RECORDS SHOWN:
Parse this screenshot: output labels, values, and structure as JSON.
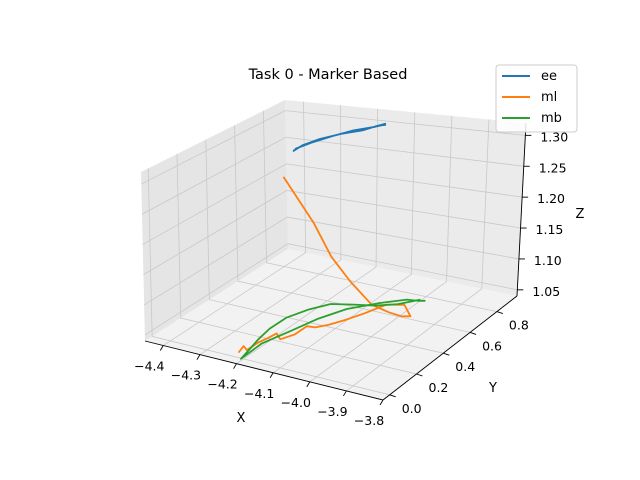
{
  "chart_data": {
    "type": "line",
    "projection": "3d",
    "title": "Task 0 - Marker Based",
    "xlabel": "X",
    "ylabel": "Y",
    "zlabel": "Z",
    "xlim": [
      -4.45,
      -3.8
    ],
    "ylim": [
      -0.05,
      0.95
    ],
    "zlim": [
      1.04,
      1.32
    ],
    "xticks": [
      -4.4,
      -4.3,
      -4.2,
      -4.1,
      -4.0,
      -3.9,
      -3.8
    ],
    "xtick_labels": [
      "−4.4",
      "−4.3",
      "−4.2",
      "−4.1",
      "−4.0",
      "−3.9",
      "−3.8"
    ],
    "yticks": [
      0.0,
      0.2,
      0.4,
      0.6,
      0.8
    ],
    "ytick_labels": [
      "0.0",
      "0.2",
      "0.4",
      "0.6",
      "0.8"
    ],
    "zticks": [
      1.05,
      1.1,
      1.15,
      1.2,
      1.25,
      1.3
    ],
    "ztick_labels": [
      "1.05",
      "1.10",
      "1.15",
      "1.20",
      "1.25",
      "1.30"
    ],
    "legend_position": "top-right",
    "series": [
      {
        "name": "ee",
        "color": "#1f77b4",
        "points": [
          [
            -4.16,
            0.9,
            1.303
          ],
          [
            -4.18,
            0.89,
            1.299
          ],
          [
            -4.21,
            0.87,
            1.292
          ],
          [
            -4.26,
            0.85,
            1.285
          ],
          [
            -4.31,
            0.83,
            1.275
          ],
          [
            -4.35,
            0.81,
            1.263
          ],
          [
            -4.37,
            0.8,
            1.253
          ],
          [
            -4.365,
            0.805,
            1.257
          ],
          [
            -4.33,
            0.82,
            1.268
          ],
          [
            -4.28,
            0.84,
            1.281
          ],
          [
            -4.23,
            0.86,
            1.292
          ],
          [
            -4.18,
            0.88,
            1.299
          ],
          [
            -4.165,
            0.895,
            1.301
          ],
          [
            -4.162,
            0.905,
            1.3
          ]
        ]
      },
      {
        "name": "ml",
        "color": "#ff7f0e",
        "points": [
          [
            -4.28,
            0.5,
            1.255
          ],
          [
            -4.18,
            0.45,
            1.195
          ],
          [
            -4.12,
            0.42,
            1.15
          ],
          [
            -4.06,
            0.4,
            1.12
          ],
          [
            -4.0,
            0.4,
            1.09
          ],
          [
            -3.96,
            0.42,
            1.08
          ],
          [
            -3.94,
            0.46,
            1.07
          ],
          [
            -3.93,
            0.5,
            1.065
          ],
          [
            -3.94,
            0.48,
            1.085
          ],
          [
            -3.96,
            0.4,
            1.095
          ],
          [
            -3.99,
            0.32,
            1.09
          ],
          [
            -4.02,
            0.26,
            1.085
          ],
          [
            -4.05,
            0.22,
            1.08
          ],
          [
            -4.08,
            0.2,
            1.075
          ],
          [
            -4.095,
            0.18,
            1.078
          ],
          [
            -4.12,
            0.16,
            1.065
          ],
          [
            -4.145,
            0.12,
            1.06
          ],
          [
            -4.155,
            0.12,
            1.068
          ],
          [
            -4.17,
            0.1,
            1.062
          ],
          [
            -4.19,
            0.08,
            1.055
          ],
          [
            -4.2,
            0.06,
            1.05
          ],
          [
            -4.21,
            0.05,
            1.045
          ],
          [
            -4.215,
            0.04,
            1.052
          ],
          [
            -4.22,
            0.02,
            1.045
          ]
        ]
      },
      {
        "name": "mb",
        "color": "#2ca02c",
        "points": [
          [
            -3.95,
            0.62,
            1.07
          ],
          [
            -3.965,
            0.5,
            1.08
          ],
          [
            -3.99,
            0.4,
            1.09
          ],
          [
            -4.02,
            0.32,
            1.1
          ],
          [
            -4.06,
            0.26,
            1.105
          ],
          [
            -4.1,
            0.2,
            1.1
          ],
          [
            -4.14,
            0.15,
            1.09
          ],
          [
            -4.17,
            0.11,
            1.075
          ],
          [
            -4.19,
            0.08,
            1.06
          ],
          [
            -4.205,
            0.05,
            1.045
          ],
          [
            -4.215,
            0.02,
            1.035
          ],
          [
            -4.18,
            0.08,
            1.055
          ],
          [
            -4.13,
            0.15,
            1.07
          ],
          [
            -4.09,
            0.25,
            1.08
          ],
          [
            -4.05,
            0.35,
            1.085
          ],
          [
            -4.0,
            0.45,
            1.085
          ],
          [
            -3.96,
            0.55,
            1.08
          ],
          [
            -3.945,
            0.6,
            1.072
          ],
          [
            -3.94,
            0.63,
            1.068
          ]
        ]
      }
    ]
  }
}
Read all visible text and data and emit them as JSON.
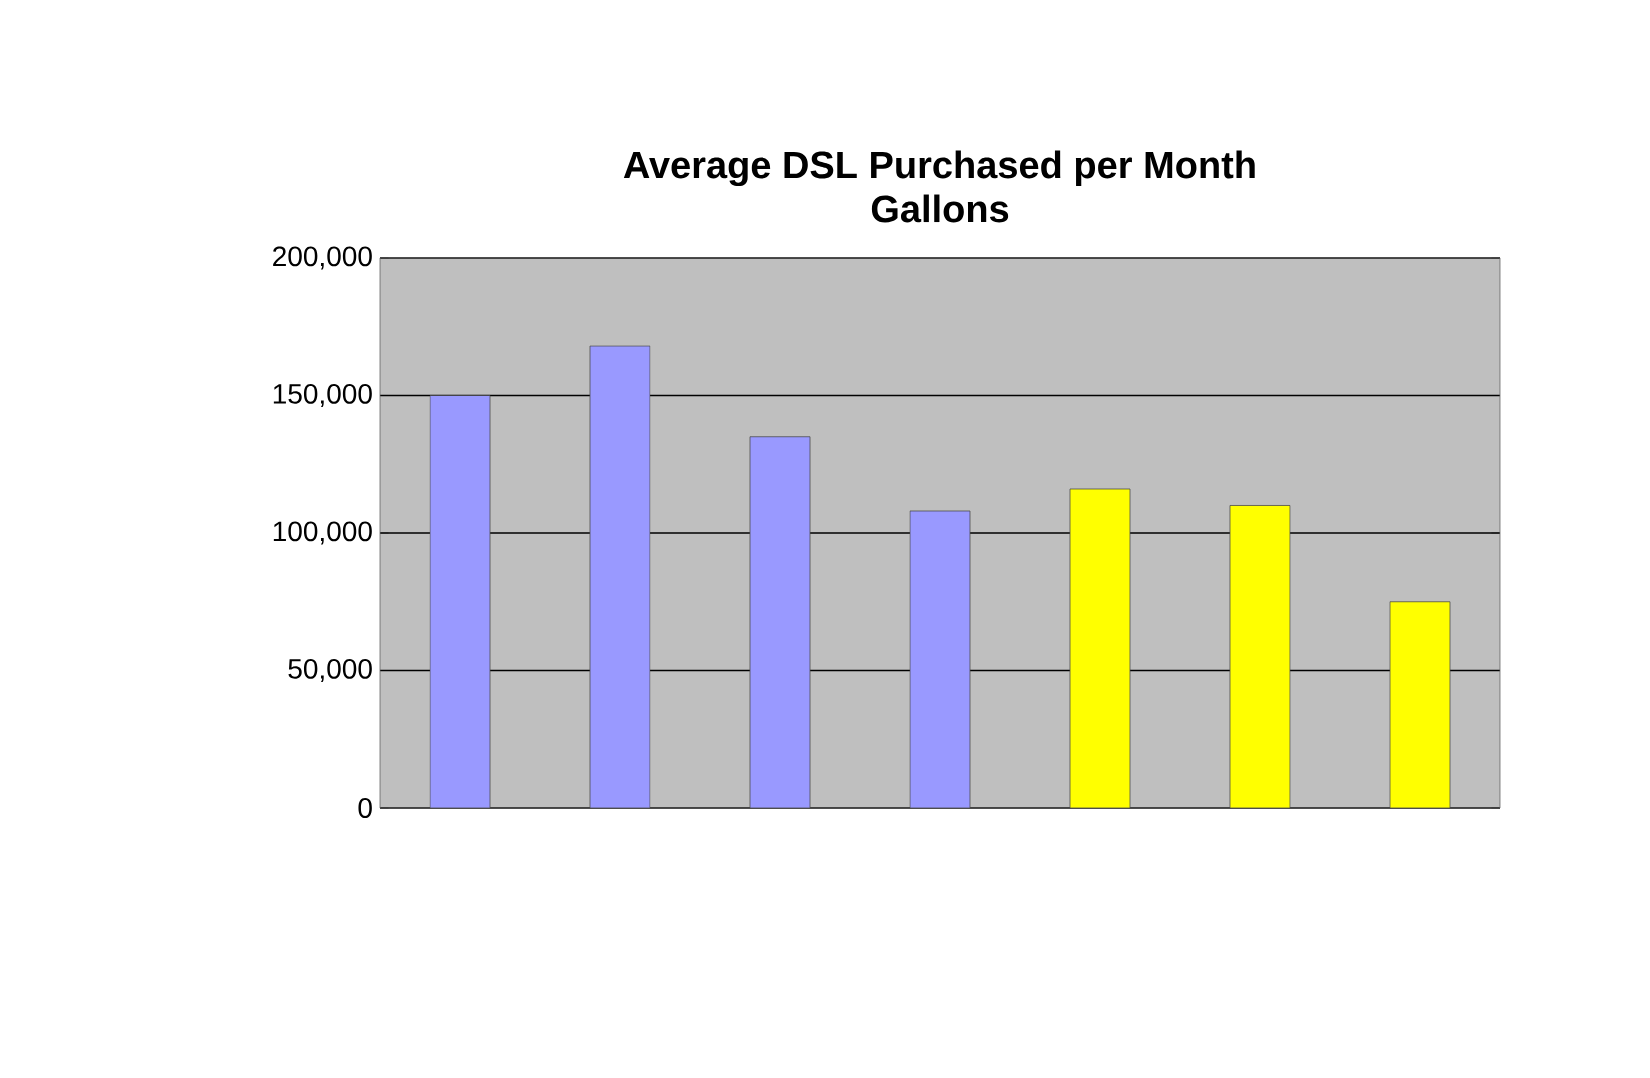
{
  "chart_data": {
    "type": "bar",
    "title": "Average DSL Purchased per Month\nGallons",
    "categories": [
      null,
      null,
      null,
      null,
      null,
      null,
      null
    ],
    "values": [
      150000,
      168000,
      135000,
      108000,
      116000,
      110000,
      75000
    ],
    "colors": [
      "#9999ff",
      "#9999ff",
      "#9999ff",
      "#9999ff",
      "#ffff00",
      "#ffff00",
      "#ffff00"
    ],
    "ylim": [
      0,
      200000
    ],
    "yticks": [
      {
        "value": 0,
        "label": "0"
      },
      {
        "value": 50000,
        "label": "50,000"
      },
      {
        "value": 100000,
        "label": "100,000"
      },
      {
        "value": 150000,
        "label": "150,000"
      },
      {
        "value": 200000,
        "label": "200,000"
      }
    ],
    "grid": "y"
  }
}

EXERCISE: Reproduce the material in its entirety and word for word, without the pictures.

REPLY:
Parse this screenshot: output labels, values, and structure as JSON.
{
  "chart_data": {
    "type": "line",
    "projection": "3d",
    "title": "Task 0 - Marker Based",
    "xlabel": "X",
    "ylabel": "Y",
    "zlabel": "Z",
    "xlim": [
      -4.45,
      -3.8
    ],
    "ylim": [
      -0.05,
      0.95
    ],
    "zlim": [
      1.04,
      1.32
    ],
    "xticks": [
      -4.4,
      -4.3,
      -4.2,
      -4.1,
      -4.0,
      -3.9,
      -3.8
    ],
    "xtick_labels": [
      "−4.4",
      "−4.3",
      "−4.2",
      "−4.1",
      "−4.0",
      "−3.9",
      "−3.8"
    ],
    "yticks": [
      0.0,
      0.2,
      0.4,
      0.6,
      0.8
    ],
    "ytick_labels": [
      "0.0",
      "0.2",
      "0.4",
      "0.6",
      "0.8"
    ],
    "zticks": [
      1.05,
      1.1,
      1.15,
      1.2,
      1.25,
      1.3
    ],
    "ztick_labels": [
      "1.05",
      "1.10",
      "1.15",
      "1.20",
      "1.25",
      "1.30"
    ],
    "legend_position": "top-right",
    "series": [
      {
        "name": "ee",
        "color": "#1f77b4",
        "points": [
          [
            -4.16,
            0.9,
            1.303
          ],
          [
            -4.18,
            0.89,
            1.299
          ],
          [
            -4.21,
            0.87,
            1.292
          ],
          [
            -4.26,
            0.85,
            1.285
          ],
          [
            -4.31,
            0.83,
            1.275
          ],
          [
            -4.35,
            0.81,
            1.263
          ],
          [
            -4.37,
            0.8,
            1.253
          ],
          [
            -4.365,
            0.805,
            1.257
          ],
          [
            -4.33,
            0.82,
            1.268
          ],
          [
            -4.28,
            0.84,
            1.281
          ],
          [
            -4.23,
            0.86,
            1.292
          ],
          [
            -4.18,
            0.88,
            1.299
          ],
          [
            -4.165,
            0.895,
            1.301
          ],
          [
            -4.162,
            0.905,
            1.3
          ]
        ]
      },
      {
        "name": "ml",
        "color": "#ff7f0e",
        "points": [
          [
            -4.28,
            0.5,
            1.255
          ],
          [
            -4.18,
            0.45,
            1.195
          ],
          [
            -4.12,
            0.42,
            1.15
          ],
          [
            -4.06,
            0.4,
            1.12
          ],
          [
            -4.0,
            0.4,
            1.09
          ],
          [
            -3.96,
            0.42,
            1.08
          ],
          [
            -3.94,
            0.46,
            1.07
          ],
          [
            -3.93,
            0.5,
            1.065
          ],
          [
            -3.94,
            0.48,
            1.085
          ],
          [
            -3.96,
            0.4,
            1.095
          ],
          [
            -3.99,
            0.32,
            1.09
          ],
          [
            -4.02,
            0.26,
            1.085
          ],
          [
            -4.05,
            0.22,
            1.08
          ],
          [
            -4.08,
            0.2,
            1.075
          ],
          [
            -4.095,
            0.18,
            1.078
          ],
          [
            -4.12,
            0.16,
            1.065
          ],
          [
            -4.145,
            0.12,
            1.06
          ],
          [
            -4.155,
            0.12,
            1.068
          ],
          [
            -4.17,
            0.1,
            1.062
          ],
          [
            -4.19,
            0.08,
            1.055
          ],
          [
            -4.2,
            0.06,
            1.05
          ],
          [
            -4.21,
            0.05,
            1.045
          ],
          [
            -4.215,
            0.04,
            1.052
          ],
          [
            -4.22,
            0.02,
            1.045
          ]
        ]
      },
      {
        "name": "mb",
        "color": "#2ca02c",
        "points": [
          [
            -3.95,
            0.62,
            1.07
          ],
          [
            -3.965,
            0.5,
            1.08
          ],
          [
            -3.99,
            0.4,
            1.09
          ],
          [
            -4.02,
            0.32,
            1.1
          ],
          [
            -4.06,
            0.26,
            1.105
          ],
          [
            -4.1,
            0.2,
            1.1
          ],
          [
            -4.14,
            0.15,
            1.09
          ],
          [
            -4.17,
            0.11,
            1.075
          ],
          [
            -4.19,
            0.08,
            1.06
          ],
          [
            -4.205,
            0.05,
            1.045
          ],
          [
            -4.215,
            0.02,
            1.035
          ],
          [
            -4.18,
            0.08,
            1.055
          ],
          [
            -4.13,
            0.15,
            1.07
          ],
          [
            -4.09,
            0.25,
            1.08
          ],
          [
            -4.05,
            0.35,
            1.085
          ],
          [
            -4.0,
            0.45,
            1.085
          ],
          [
            -3.96,
            0.55,
            1.08
          ],
          [
            -3.945,
            0.6,
            1.072
          ],
          [
            -3.94,
            0.63,
            1.068
          ]
        ]
      }
    ]
  }
}
Read all visible text and data and emit them as JSON.
{
  "chart_data": {
    "type": "bar",
    "title": "Average DSL Purchased per Month\nGallons",
    "categories": [
      null,
      null,
      null,
      null,
      null,
      null,
      null
    ],
    "values": [
      150000,
      168000,
      135000,
      108000,
      116000,
      110000,
      75000
    ],
    "colors": [
      "#9999ff",
      "#9999ff",
      "#9999ff",
      "#9999ff",
      "#ffff00",
      "#ffff00",
      "#ffff00"
    ],
    "ylim": [
      0,
      200000
    ],
    "yticks": [
      {
        "value": 0,
        "label": "0"
      },
      {
        "value": 50000,
        "label": "50,000"
      },
      {
        "value": 100000,
        "label": "100,000"
      },
      {
        "value": 150000,
        "label": "150,000"
      },
      {
        "value": 200000,
        "label": "200,000"
      }
    ],
    "grid": "y"
  }
}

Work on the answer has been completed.